RECORDS SHOWN
#####

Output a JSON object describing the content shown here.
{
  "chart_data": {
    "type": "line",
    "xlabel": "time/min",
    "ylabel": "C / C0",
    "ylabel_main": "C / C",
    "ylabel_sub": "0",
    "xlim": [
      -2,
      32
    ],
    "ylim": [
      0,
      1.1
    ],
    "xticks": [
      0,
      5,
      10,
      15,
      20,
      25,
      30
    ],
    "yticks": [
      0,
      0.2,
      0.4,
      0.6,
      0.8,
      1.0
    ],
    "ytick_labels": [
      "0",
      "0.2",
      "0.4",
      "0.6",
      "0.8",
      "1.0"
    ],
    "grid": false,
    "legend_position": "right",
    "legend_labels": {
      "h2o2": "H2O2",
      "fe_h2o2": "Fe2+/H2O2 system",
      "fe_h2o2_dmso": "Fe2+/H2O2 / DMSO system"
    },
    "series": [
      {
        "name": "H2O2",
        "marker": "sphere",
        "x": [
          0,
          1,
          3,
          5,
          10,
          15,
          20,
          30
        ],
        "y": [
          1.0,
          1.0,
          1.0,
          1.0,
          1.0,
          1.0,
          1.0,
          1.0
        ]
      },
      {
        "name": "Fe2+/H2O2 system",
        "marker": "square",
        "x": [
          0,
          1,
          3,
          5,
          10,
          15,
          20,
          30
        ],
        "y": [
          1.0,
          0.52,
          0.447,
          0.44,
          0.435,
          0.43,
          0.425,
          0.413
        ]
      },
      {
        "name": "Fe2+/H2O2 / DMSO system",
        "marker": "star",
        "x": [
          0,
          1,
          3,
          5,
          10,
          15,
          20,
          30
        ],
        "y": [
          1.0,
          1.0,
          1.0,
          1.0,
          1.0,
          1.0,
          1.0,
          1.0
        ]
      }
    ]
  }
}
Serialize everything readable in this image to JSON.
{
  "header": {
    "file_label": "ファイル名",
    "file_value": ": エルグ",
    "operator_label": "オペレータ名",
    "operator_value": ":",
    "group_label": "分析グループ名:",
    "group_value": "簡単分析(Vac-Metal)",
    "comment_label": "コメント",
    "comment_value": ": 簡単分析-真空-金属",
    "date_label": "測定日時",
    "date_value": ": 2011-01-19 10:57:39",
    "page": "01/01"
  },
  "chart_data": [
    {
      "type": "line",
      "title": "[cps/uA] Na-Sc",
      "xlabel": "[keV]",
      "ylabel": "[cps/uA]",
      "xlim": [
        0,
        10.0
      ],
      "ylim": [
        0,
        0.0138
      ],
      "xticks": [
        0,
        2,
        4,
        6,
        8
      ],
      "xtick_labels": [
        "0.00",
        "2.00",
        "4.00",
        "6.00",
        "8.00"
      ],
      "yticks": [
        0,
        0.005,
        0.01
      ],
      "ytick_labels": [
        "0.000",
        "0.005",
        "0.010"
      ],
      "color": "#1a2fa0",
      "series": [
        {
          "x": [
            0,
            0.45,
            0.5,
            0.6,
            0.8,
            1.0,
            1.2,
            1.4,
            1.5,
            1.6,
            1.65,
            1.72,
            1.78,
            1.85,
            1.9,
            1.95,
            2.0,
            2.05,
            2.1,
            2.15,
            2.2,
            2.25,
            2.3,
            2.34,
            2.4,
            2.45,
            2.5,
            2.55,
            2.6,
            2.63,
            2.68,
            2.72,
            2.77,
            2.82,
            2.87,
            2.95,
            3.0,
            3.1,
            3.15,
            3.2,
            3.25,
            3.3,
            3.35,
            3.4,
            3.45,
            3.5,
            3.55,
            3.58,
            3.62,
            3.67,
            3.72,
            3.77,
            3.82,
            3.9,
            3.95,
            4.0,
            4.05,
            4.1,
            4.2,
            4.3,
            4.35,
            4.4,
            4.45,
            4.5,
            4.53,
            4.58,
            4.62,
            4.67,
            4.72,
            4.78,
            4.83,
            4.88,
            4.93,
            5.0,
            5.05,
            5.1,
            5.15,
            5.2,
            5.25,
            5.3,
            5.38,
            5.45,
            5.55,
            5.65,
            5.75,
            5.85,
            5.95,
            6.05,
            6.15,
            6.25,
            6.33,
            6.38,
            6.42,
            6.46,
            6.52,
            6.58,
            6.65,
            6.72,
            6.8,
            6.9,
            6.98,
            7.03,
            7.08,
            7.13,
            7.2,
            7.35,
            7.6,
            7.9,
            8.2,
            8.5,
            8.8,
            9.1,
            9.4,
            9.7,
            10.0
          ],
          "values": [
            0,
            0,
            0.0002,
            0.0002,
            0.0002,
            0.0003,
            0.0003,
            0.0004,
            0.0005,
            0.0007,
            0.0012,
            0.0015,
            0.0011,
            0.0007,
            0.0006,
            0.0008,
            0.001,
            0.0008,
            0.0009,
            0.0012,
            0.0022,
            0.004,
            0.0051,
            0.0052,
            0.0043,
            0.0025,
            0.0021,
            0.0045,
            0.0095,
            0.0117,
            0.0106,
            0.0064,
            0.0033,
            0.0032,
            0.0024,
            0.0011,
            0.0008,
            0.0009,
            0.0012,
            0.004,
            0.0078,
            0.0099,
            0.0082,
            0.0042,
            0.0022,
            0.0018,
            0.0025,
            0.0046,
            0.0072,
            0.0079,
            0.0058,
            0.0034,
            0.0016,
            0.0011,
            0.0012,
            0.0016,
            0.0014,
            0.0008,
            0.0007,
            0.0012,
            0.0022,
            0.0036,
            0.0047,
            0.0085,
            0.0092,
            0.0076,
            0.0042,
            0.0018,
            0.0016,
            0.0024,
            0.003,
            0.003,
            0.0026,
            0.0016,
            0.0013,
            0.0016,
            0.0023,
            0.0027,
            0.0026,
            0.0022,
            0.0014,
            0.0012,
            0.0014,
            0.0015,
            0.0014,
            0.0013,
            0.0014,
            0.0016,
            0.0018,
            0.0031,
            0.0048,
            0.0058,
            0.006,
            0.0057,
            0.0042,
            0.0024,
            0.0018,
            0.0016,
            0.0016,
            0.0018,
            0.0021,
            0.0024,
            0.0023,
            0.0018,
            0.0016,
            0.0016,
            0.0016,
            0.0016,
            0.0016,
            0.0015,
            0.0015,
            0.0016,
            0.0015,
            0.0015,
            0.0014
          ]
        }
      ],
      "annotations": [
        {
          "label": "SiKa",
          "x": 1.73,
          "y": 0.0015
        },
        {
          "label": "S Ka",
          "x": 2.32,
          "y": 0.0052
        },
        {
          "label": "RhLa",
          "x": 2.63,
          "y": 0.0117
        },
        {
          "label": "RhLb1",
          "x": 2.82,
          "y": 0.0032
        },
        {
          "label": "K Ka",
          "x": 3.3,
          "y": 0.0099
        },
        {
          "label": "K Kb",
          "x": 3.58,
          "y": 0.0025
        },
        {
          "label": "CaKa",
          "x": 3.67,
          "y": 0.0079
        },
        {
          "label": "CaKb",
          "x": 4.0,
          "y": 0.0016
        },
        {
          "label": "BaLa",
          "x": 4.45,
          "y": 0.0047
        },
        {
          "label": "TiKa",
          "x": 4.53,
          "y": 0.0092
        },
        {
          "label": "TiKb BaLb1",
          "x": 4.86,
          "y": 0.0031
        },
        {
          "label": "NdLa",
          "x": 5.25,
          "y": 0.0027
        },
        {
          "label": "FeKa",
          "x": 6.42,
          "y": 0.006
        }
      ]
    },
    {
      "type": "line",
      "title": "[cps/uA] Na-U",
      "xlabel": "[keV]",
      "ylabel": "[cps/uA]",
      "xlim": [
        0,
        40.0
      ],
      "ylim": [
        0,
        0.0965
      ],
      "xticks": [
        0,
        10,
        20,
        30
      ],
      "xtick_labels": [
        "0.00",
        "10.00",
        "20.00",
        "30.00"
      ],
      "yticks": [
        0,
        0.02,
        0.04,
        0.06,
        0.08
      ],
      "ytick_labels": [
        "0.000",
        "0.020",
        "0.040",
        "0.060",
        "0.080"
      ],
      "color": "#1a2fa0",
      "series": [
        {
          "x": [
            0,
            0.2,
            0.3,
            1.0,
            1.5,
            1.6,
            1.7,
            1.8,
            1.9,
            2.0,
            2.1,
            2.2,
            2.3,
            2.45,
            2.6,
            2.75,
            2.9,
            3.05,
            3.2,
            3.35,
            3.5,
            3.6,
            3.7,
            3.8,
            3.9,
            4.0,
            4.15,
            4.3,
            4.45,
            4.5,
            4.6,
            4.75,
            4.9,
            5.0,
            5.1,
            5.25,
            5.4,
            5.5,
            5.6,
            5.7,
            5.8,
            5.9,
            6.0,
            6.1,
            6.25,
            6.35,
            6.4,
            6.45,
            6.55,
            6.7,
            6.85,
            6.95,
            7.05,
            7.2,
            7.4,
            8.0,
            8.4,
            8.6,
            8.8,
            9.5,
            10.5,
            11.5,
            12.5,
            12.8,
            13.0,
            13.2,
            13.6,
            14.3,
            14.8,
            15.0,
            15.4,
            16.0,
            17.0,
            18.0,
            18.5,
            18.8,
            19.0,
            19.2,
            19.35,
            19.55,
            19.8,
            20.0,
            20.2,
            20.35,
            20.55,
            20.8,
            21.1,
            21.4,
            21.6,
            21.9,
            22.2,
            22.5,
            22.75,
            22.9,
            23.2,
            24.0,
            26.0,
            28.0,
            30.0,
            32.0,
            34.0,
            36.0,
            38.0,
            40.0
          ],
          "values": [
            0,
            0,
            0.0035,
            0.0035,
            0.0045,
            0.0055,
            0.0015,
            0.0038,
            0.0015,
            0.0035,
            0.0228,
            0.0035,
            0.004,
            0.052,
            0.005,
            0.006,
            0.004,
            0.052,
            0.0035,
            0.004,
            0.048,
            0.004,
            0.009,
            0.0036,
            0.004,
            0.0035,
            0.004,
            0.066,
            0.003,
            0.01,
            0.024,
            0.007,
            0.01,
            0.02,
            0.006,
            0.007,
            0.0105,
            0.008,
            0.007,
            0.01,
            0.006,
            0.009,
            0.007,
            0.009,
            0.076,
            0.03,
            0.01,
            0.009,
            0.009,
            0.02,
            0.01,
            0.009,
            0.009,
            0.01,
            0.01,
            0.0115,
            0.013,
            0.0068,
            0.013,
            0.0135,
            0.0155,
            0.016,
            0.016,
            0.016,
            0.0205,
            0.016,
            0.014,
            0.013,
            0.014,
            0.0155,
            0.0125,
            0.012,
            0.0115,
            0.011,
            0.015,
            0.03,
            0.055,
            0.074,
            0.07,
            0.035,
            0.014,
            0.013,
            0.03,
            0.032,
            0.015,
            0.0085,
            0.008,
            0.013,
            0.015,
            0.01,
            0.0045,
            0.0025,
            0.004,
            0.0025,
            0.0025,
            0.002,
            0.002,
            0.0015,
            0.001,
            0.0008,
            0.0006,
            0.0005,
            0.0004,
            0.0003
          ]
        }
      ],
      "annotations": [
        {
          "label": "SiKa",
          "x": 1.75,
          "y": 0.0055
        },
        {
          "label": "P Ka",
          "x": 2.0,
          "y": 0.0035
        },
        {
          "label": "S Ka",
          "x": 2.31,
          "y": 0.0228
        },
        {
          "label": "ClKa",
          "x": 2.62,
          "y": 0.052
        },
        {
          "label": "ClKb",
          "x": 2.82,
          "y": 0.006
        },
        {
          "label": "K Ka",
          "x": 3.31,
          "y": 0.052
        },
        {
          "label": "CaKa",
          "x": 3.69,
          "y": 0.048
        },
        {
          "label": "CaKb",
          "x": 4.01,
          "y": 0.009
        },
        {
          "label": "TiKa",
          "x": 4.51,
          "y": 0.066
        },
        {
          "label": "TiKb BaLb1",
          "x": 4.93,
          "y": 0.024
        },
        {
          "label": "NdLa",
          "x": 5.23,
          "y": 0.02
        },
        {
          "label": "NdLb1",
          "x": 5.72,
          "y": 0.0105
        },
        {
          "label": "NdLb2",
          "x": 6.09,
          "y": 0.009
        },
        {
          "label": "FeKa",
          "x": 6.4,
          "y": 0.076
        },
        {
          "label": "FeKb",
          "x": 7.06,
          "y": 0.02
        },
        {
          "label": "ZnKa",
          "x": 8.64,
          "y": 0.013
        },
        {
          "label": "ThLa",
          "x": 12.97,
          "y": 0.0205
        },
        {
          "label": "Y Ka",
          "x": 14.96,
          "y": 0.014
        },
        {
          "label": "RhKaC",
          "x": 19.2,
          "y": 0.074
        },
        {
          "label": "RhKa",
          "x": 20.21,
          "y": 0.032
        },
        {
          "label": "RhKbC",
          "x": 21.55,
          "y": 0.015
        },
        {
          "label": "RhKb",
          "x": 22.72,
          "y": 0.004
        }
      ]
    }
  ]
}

#####

From the listing, copy every line where the string "JSON" appears.

Output a JSON object describing the content shown here.
Serialize everything readable in this image to JSON.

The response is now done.